TASK REQUIREMENTS →
Using the data below, work out how many lines contain the word "person", then state that number without comment.

Dataset rows of page text
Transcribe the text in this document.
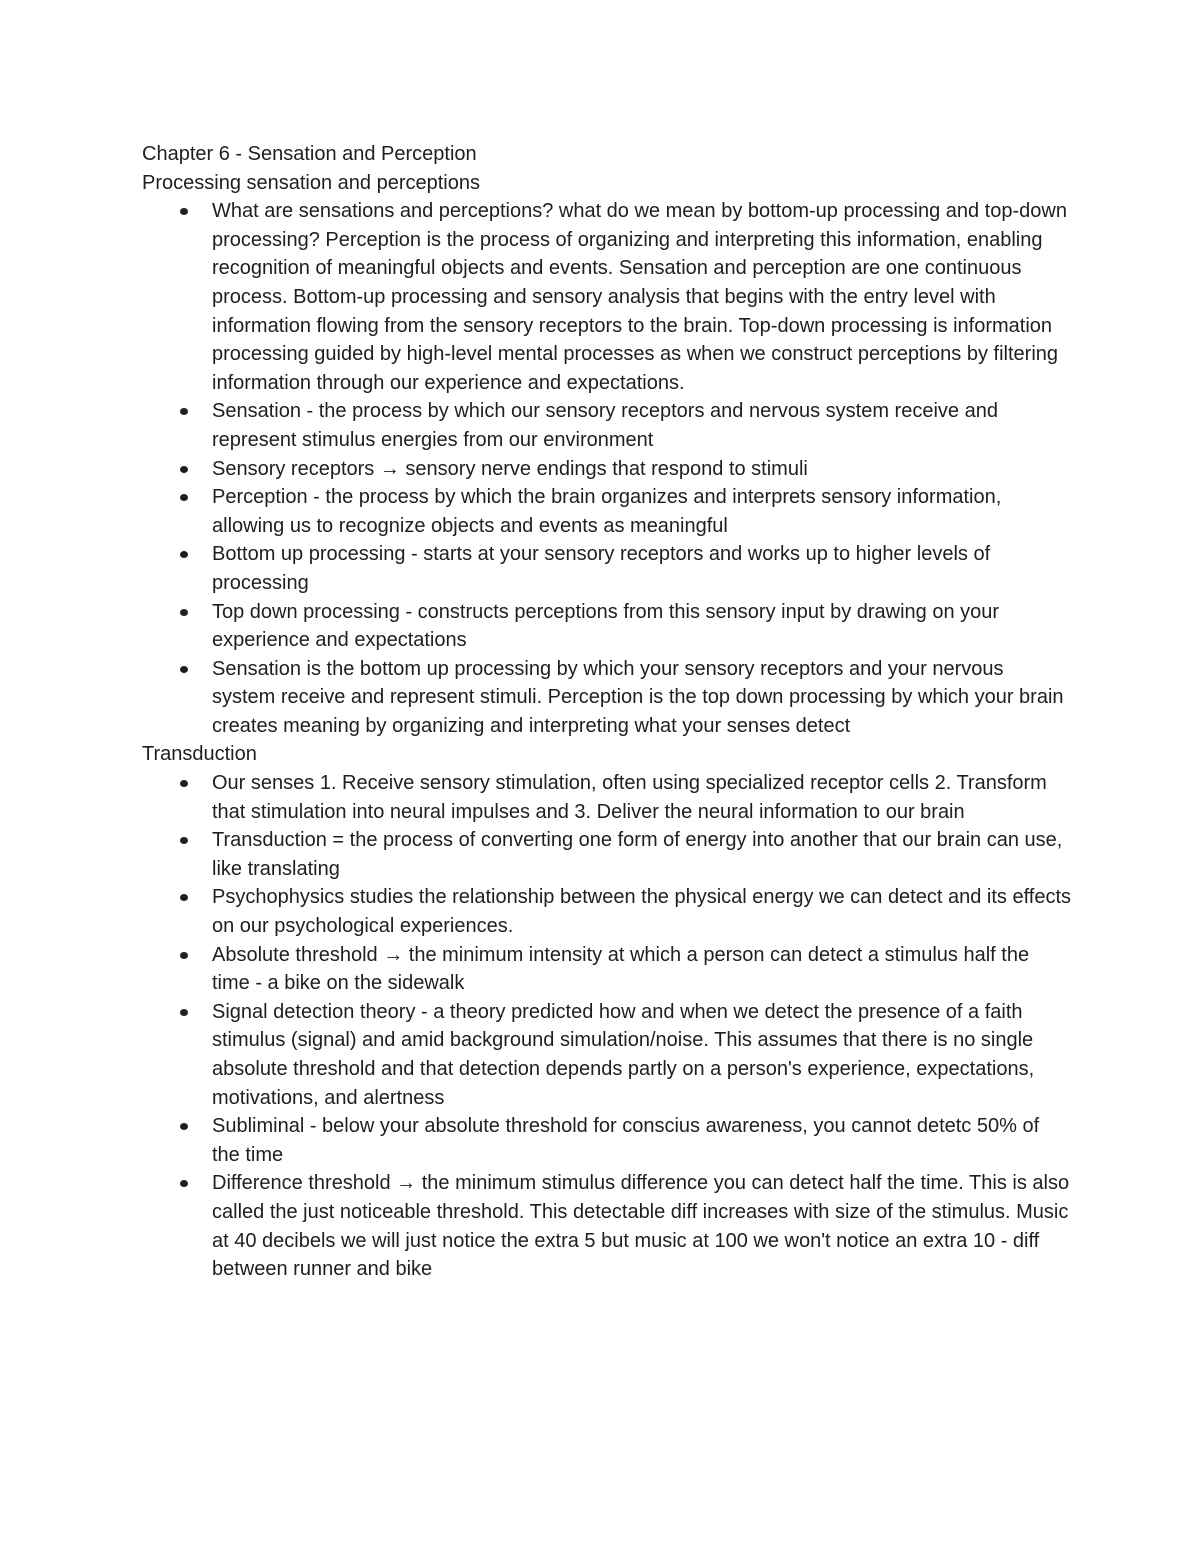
Chapter 6 - Sensation and Perception

Processing sensation and perceptions

What are sensations and perceptions? what do we mean by bottom-up processing and top-down processing? Perception is the process of organizing and interpreting this information, enabling recognition of meaningful objects and events. Sensation and perception are one continuous process. Bottom-up processing and sensory analysis that begins with the entry level with information flowing from the sensory receptors to the brain. Top-down processing is information processing guided by high-level mental processes as when we construct perceptions by filtering information through our experience and expectations.
Sensation - the process by which our sensory receptors and nervous system receive and represent stimulus energies from our environment
Sensory receptors → sensory nerve endings that respond to stimuli
Perception - the process by which the brain organizes and interprets sensory information, allowing us to recognize objects and events as meaningful
Bottom up processing - starts at your sensory receptors and works up to higher levels of processing
Top down processing - constructs perceptions from this sensory input by drawing on your experience and expectations
Sensation is the bottom up processing by which your sensory receptors and your nervous system receive and represent stimuli. Perception is the top down processing by which your brain creates meaning by organizing and interpreting what your senses detect

Transduction

Our senses 1. Receive sensory stimulation, often using specialized receptor cells 2. Transform that stimulation into neural impulses and 3. Deliver the neural information to our brain
Transduction = the process of converting one form of energy into another that our brain can use, like translating
Psychophysics studies the relationship between the physical energy we can detect and its effects on our psychological experiences.
Absolute threshold → the minimum intensity at which a person can detect a stimulus half the time - a bike on the sidewalk
Signal detection theory - a theory predicted how and when we detect the presence of a faith stimulus (signal) and amid background simulation/noise. This assumes that there is no single absolute threshold and that detection depends partly on a person's experience, expectations, motivations, and alertness
Subliminal - below your absolute threshold for conscius awareness, you cannot detetc 50% of the time
Difference threshold → the minimum stimulus difference you can detect half the time. This is also called the just noticeable threshold. This detectable diff increases with size of the stimulus. Music at 40 decibels we will just notice the extra 5 but music at 100 we won't notice an extra 10 - diff between runner and bike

PROBLEM SOLUTION →
2